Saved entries
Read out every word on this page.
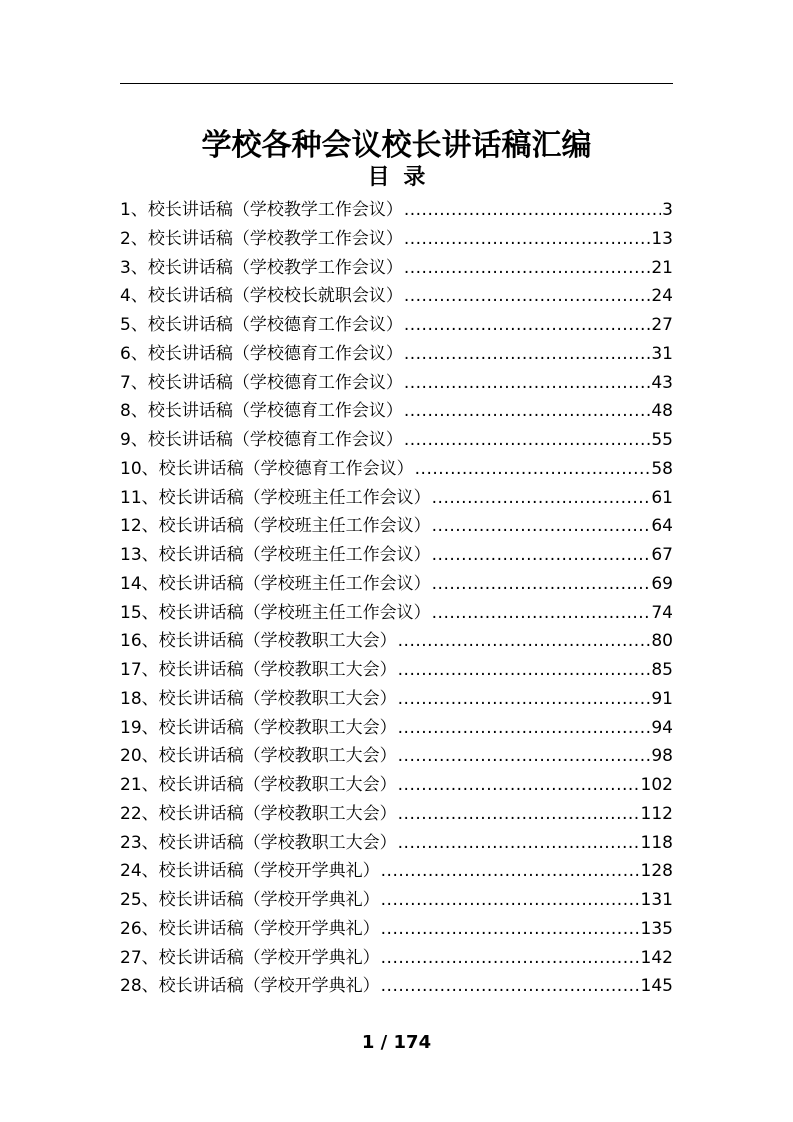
学校各种会议校长讲话稿汇编
目 录
1、校长讲话稿（学校教学工作会议） .....	3
2、校长讲话稿（学校教学工作会议） .....	13
3、校长讲话稿（学校教学工作会议） .....	21
4、校长讲话稿（学校校长就职会议） .....	24
5、校长讲话稿（学校德育工作会议） .....	27
6、校长讲话稿（学校德育工作会议） .....	31
7、校长讲话稿（学校德育工作会议） .....	43
8、校长讲话稿（学校德育工作会议） .....	48
9、校长讲话稿（学校德育工作会议） .....	55
10、校长讲话稿（学校德育工作会议） .....	58
11、校长讲话稿（学校班主任工作会议） .....	61
12、校长讲话稿（学校班主任工作会议） .....	64
13、校长讲话稿（学校班主任工作会议） .....	67
14、校长讲话稿（学校班主任工作会议） .....	69
15、校长讲话稿（学校班主任工作会议） .....	74
16、校长讲话稿（学校教职工大会） .....	80
17、校长讲话稿（学校教职工大会） .....	85
18、校长讲话稿（学校教职工大会） .....	91
19、校长讲话稿（学校教职工大会） .....	94
20、校长讲话稿（学校教职工大会） .....	98
21、校长讲话稿（学校教职工大会） .....	102
22、校长讲话稿（学校教职工大会） .....	112
23、校长讲话稿（学校教职工大会） .....	118
24、校长讲话稿（学校开学典礼） .....	128
25、校长讲话稿（学校开学典礼） .....	131
26、校长讲话稿（学校开学典礼） .....	135
27、校长讲话稿（学校开学典礼） .....	142
28、校长讲话稿（学校开学典礼） .....	145
1 / 174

→ **EXERCISE**
Reproduce each line exactly as it appears, omitting the pictures.

→ **OUTPUT OF THE EXERCISE**
Read out every word on this page.
学校各种会议校长讲话稿汇编
目 录
1、校长讲话稿（学校教学工作会议） .....	3
2、校长讲话稿（学校教学工作会议） .....	13
3、校长讲话稿（学校教学工作会议） .....	21
4、校长讲话稿（学校校长就职会议） .....	24
5、校长讲话稿（学校德育工作会议） .....	27
6、校长讲话稿（学校德育工作会议） .....	31
7、校长讲话稿（学校德育工作会议） .....	43
8、校长讲话稿（学校德育工作会议） .....	48
9、校长讲话稿（学校德育工作会议） .....	55
10、校长讲话稿（学校德育工作会议） .....	58
11、校长讲话稿（学校班主任工作会议） .....	61
12、校长讲话稿（学校班主任工作会议） .....	64
13、校长讲话稿（学校班主任工作会议） .....	67
14、校长讲话稿（学校班主任工作会议） .....	69
15、校长讲话稿（学校班主任工作会议） .....	74
16、校长讲话稿（学校教职工大会） .....	80
17、校长讲话稿（学校教职工大会） .....	85
18、校长讲话稿（学校教职工大会） .....	91
19、校长讲话稿（学校教职工大会） .....	94
20、校长讲话稿（学校教职工大会） .....	98
21、校长讲话稿（学校教职工大会） .....	102
22、校长讲话稿（学校教职工大会） .....	112
23、校长讲话稿（学校教职工大会） .....	118
24、校长讲话稿（学校开学典礼） .....	128
25、校长讲话稿（学校开学典礼） .....	131
26、校长讲话稿（学校开学典礼） .....	135
27、校长讲话稿（学校开学典礼） .....	142
28、校长讲话稿（学校开学典礼） .....	145
1 / 174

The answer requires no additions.